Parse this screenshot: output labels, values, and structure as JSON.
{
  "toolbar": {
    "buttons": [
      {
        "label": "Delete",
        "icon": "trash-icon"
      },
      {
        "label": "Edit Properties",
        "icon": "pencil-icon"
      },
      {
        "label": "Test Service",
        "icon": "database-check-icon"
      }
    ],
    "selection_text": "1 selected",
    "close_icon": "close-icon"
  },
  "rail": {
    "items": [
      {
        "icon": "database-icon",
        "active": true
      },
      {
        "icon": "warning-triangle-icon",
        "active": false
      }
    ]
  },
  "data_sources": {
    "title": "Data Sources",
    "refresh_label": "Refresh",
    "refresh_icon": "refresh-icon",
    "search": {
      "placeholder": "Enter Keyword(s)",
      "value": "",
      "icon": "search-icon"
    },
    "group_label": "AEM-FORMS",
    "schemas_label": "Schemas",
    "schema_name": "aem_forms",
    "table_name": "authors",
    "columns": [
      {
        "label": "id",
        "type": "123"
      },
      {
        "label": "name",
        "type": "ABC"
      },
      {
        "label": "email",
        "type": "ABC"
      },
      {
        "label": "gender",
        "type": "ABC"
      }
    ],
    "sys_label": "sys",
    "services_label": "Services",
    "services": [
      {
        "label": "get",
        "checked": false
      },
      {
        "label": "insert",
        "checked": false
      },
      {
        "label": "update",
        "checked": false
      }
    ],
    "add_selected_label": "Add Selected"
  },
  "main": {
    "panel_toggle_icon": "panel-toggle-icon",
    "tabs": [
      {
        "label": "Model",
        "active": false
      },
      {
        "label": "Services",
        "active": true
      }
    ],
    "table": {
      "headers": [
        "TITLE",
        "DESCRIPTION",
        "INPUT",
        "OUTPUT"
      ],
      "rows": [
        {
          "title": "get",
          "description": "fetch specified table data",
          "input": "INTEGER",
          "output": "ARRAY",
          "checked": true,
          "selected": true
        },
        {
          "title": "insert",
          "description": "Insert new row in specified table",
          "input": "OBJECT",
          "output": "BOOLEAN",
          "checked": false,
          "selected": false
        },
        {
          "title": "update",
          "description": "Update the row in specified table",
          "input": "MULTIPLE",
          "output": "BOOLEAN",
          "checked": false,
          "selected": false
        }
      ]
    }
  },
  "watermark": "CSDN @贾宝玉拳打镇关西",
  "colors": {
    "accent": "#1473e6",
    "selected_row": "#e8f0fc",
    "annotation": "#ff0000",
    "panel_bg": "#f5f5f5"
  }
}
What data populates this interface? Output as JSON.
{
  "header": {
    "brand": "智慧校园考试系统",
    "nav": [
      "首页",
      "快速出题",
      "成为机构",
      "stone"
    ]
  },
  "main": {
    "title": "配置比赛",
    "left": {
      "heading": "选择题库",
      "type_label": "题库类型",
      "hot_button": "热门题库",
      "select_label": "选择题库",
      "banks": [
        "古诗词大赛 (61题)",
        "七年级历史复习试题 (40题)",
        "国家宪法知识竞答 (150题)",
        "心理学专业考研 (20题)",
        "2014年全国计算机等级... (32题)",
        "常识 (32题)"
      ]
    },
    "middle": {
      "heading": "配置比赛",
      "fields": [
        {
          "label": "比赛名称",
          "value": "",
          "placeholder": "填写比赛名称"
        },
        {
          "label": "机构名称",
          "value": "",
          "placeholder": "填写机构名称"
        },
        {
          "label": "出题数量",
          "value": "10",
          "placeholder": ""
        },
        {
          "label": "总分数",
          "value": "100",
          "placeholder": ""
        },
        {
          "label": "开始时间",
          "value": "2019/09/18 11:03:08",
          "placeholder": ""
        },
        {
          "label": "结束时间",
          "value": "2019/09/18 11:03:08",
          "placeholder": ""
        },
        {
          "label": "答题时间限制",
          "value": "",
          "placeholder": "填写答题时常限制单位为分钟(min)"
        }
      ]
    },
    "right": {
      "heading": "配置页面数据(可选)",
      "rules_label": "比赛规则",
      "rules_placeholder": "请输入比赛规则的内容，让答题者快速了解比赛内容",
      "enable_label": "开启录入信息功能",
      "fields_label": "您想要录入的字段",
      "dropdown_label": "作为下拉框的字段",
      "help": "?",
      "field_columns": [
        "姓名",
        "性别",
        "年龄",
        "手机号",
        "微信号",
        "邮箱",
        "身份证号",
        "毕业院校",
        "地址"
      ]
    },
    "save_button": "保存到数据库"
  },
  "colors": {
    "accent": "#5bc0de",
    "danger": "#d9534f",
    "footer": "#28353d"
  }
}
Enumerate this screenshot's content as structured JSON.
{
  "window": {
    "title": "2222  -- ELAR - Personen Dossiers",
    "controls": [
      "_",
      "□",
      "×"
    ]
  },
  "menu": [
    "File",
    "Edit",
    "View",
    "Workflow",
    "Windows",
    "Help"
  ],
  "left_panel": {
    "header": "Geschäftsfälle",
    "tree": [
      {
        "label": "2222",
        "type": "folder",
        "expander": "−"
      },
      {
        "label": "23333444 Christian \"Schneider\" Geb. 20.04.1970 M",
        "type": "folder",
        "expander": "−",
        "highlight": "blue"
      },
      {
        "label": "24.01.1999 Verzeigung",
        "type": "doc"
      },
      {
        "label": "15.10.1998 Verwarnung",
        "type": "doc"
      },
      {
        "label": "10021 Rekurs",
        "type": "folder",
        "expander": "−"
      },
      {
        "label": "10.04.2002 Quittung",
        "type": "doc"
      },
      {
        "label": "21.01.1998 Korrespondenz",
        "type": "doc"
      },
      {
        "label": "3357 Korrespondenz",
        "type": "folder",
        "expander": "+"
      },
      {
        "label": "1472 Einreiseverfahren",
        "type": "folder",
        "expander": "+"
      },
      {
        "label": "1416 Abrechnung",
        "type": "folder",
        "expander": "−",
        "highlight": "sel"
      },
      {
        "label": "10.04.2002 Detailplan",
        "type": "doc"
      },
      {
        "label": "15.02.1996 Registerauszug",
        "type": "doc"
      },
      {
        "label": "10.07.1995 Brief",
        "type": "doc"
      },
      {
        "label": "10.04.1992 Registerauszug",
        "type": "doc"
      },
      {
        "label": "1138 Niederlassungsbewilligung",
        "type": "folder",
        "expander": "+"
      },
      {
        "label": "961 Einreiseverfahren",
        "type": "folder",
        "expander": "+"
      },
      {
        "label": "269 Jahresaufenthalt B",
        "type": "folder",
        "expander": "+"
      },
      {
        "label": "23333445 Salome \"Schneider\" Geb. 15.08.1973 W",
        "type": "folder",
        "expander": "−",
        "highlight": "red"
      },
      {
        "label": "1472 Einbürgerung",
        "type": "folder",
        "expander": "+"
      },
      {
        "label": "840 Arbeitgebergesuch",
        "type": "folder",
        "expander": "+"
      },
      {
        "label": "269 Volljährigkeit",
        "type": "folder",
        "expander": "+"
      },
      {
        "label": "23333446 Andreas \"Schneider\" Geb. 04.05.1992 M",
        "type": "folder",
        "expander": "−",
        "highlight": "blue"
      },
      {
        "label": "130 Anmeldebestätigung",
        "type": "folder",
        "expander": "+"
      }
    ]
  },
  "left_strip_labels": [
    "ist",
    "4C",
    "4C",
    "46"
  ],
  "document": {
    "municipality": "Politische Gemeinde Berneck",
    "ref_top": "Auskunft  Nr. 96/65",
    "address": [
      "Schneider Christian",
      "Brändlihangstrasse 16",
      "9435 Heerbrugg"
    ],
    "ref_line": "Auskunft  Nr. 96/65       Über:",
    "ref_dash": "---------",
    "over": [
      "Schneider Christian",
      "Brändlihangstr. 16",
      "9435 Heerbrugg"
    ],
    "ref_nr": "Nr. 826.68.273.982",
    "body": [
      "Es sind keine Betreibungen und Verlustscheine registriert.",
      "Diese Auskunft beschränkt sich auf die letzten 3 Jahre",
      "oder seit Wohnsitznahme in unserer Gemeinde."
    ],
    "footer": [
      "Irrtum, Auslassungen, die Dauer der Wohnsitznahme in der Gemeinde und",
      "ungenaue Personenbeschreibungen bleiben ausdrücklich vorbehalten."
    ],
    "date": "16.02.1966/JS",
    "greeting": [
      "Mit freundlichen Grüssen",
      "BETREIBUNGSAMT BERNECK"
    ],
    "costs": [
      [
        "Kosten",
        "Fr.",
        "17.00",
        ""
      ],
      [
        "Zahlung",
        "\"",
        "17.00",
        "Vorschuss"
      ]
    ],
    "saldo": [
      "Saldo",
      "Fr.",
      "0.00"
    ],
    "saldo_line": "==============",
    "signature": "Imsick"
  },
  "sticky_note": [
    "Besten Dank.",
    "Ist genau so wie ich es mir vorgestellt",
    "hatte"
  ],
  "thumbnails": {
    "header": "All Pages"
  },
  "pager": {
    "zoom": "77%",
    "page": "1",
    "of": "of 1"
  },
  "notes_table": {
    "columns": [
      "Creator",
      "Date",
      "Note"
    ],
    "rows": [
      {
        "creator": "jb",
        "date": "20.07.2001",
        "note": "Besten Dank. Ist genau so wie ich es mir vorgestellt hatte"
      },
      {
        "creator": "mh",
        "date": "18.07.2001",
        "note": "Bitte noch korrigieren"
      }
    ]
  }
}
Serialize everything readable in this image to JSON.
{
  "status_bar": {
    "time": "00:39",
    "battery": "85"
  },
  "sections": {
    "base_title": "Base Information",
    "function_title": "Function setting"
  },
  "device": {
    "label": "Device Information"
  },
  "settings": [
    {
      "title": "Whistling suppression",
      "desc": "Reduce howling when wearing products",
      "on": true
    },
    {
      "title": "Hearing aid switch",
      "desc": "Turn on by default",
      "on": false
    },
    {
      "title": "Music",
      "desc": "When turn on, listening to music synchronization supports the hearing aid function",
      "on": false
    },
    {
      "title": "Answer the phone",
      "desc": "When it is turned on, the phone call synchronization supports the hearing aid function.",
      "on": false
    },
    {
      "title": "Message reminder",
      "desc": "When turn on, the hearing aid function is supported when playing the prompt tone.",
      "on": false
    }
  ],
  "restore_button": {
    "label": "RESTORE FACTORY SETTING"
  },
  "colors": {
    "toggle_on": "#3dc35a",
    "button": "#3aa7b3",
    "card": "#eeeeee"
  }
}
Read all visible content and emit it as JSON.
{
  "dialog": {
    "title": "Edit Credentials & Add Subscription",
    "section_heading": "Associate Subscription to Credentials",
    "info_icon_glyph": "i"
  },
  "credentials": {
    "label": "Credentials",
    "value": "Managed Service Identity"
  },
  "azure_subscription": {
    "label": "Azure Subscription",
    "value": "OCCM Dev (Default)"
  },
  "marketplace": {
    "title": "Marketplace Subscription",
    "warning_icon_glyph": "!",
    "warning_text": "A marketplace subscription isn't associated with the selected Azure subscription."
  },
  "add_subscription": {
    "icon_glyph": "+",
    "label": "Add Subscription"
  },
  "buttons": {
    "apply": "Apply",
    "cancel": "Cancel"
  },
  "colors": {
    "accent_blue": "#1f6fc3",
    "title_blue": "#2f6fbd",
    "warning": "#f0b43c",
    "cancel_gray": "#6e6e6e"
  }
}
----
Track down the lines that include the word "Gemeinde" and copy them.

    "municipality": "Politische Gemeinde Berneck",
      "oder seit Wohnsitznahme in unserer Gemeinde."
      "Irrtum, Auslassungen, die Dauer der Wohnsitznahme in der Gemeinde und",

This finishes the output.